EXERCISE DIRECTIONS:
Repeat, without any change, the entries presented below.

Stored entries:
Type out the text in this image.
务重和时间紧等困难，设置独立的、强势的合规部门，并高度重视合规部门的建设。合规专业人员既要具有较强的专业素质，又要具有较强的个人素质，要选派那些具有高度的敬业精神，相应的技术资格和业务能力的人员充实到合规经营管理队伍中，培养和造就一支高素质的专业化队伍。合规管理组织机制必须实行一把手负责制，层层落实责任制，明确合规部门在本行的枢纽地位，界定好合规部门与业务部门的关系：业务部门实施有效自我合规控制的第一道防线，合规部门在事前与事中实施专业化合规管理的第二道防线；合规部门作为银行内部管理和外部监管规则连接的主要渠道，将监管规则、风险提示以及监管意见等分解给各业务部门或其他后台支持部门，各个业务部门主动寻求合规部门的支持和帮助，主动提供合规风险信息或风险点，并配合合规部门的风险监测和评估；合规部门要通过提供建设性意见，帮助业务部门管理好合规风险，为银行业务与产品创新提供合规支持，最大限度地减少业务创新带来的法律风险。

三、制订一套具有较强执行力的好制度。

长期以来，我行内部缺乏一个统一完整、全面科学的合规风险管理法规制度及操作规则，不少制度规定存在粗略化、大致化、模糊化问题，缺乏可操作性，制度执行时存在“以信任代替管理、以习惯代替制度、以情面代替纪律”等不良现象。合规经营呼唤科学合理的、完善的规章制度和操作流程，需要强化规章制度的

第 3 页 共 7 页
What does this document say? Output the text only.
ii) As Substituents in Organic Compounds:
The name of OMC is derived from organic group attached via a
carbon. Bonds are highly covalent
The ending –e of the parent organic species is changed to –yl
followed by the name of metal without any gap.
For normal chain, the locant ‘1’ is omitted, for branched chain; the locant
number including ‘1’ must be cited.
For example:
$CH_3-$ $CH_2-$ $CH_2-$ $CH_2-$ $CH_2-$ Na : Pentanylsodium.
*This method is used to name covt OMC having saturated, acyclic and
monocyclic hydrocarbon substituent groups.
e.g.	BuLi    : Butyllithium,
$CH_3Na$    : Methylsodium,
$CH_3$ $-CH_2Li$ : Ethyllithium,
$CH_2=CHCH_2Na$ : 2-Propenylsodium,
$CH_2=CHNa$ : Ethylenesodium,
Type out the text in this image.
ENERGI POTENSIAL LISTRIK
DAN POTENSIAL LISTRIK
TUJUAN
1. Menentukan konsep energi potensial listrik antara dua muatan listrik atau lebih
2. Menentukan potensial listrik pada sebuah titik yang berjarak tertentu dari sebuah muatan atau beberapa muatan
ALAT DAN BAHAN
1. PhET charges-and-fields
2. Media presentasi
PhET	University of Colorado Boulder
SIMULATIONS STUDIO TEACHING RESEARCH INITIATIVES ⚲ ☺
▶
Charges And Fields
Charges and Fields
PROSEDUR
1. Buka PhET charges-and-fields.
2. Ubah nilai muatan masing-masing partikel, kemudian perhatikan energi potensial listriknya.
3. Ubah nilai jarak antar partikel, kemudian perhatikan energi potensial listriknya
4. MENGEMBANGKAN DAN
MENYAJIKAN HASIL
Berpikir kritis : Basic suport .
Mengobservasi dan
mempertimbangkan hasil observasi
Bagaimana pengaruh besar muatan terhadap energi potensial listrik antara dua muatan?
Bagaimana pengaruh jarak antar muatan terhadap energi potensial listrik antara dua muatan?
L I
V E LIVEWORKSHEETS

WRITTEN SOLUTION:
Type out the text in this image.
务重和时间紧等困难，设置独立的、强势的合规部门，并高度重视合规部门的建设。合规专业人员既要具有较强的专业素质，又要具有较强的个人素质，要选派那些具有高度的敬业精神，相应的技术资格和业务能力的人员充实到合规经营管理队伍中，培养和造就一支高素质的专业化队伍。合规管理组织机制必须实行一把手负责制，层层落实责任制，明确合规部门在本行的枢纽地位，界定好合规部门与业务部门的关系：业务部门实施有效自我合规控制的第一道防线，合规部门在事前与事中实施专业化合规管理的第二道防线；合规部门作为银行内部管理和外部监管规则连接的主要渠道，将监管规则、风险提示以及监管意见等分解给各业务部门或其他后台支持部门，各个业务部门主动寻求合规部门的支持和帮助，主动提供合规风险信息或风险点，并配合合规部门的风险监测和评估；合规部门要通过提供建设性意见，帮助业务部门管理好合规风险，为银行业务与产品创新提供合规支持，最大限度地减少业务创新带来的法律风险。

三、制订一套具有较强执行力的好制度。

长期以来，我行内部缺乏一个统一完整、全面科学的合规风险管理法规制度及操作规则，不少制度规定存在粗略化、大致化、模糊化问题，缺乏可操作性，制度执行时存在“以信任代替管理、以习惯代替制度、以情面代替纪律”等不良现象。合规经营呼唤科学合理的、完善的规章制度和操作流程，需要强化规章制度的

第 3 页 共 7 页
What does this document say? Output the text only.
ii) As Substituents in Organic Compounds:
The name of OMC is derived from organic group attached via a
carbon. Bonds are highly covalent
The ending –e of the parent organic species is changed to –yl
followed by the name of metal without any gap.
For normal chain, the locant ‘1’ is omitted, for branched chain; the locant
number including ‘1’ must be cited.
For example:
$CH_3-$ $CH_2-$ $CH_2-$ $CH_2-$ $CH_2-$ Na : Pentanylsodium.
*This method is used to name covt OMC having saturated, acyclic and
monocyclic hydrocarbon substituent groups.
e.g.	BuLi    : Butyllithium,
$CH_3Na$    : Methylsodium,
$CH_3$ $-CH_2Li$ : Ethyllithium,
$CH_2=CHCH_2Na$ : 2-Propenylsodium,
$CH_2=CHNa$ : Ethylenesodium,
Type out the text in this image.
ENERGI POTENSIAL LISTRIK
DAN POTENSIAL LISTRIK
TUJUAN
1. Menentukan konsep energi potensial listrik antara dua muatan listrik atau lebih
2. Menentukan potensial listrik pada sebuah titik yang berjarak tertentu dari sebuah muatan atau beberapa muatan
ALAT DAN BAHAN
1. PhET charges-and-fields
2. Media presentasi
PhET	University of Colorado Boulder
SIMULATIONS STUDIO TEACHING RESEARCH INITIATIVES ⚲ ☺
▶
Charges And Fields
Charges and Fields
PROSEDUR
1. Buka PhET charges-and-fields.
2. Ubah nilai muatan masing-masing partikel, kemudian perhatikan energi potensial listriknya.
3. Ubah nilai jarak antar partikel, kemudian perhatikan energi potensial listriknya
4. MENGEMBANGKAN DAN
MENYAJIKAN HASIL
Berpikir kritis : Basic suport .
Mengobservasi dan
mempertimbangkan hasil observasi
Bagaimana pengaruh besar muatan terhadap energi potensial listrik antara dua muatan?
Bagaimana pengaruh jarak antar muatan terhadap energi potensial listrik antara dua muatan?
L I
V E LIVEWORKSHEETS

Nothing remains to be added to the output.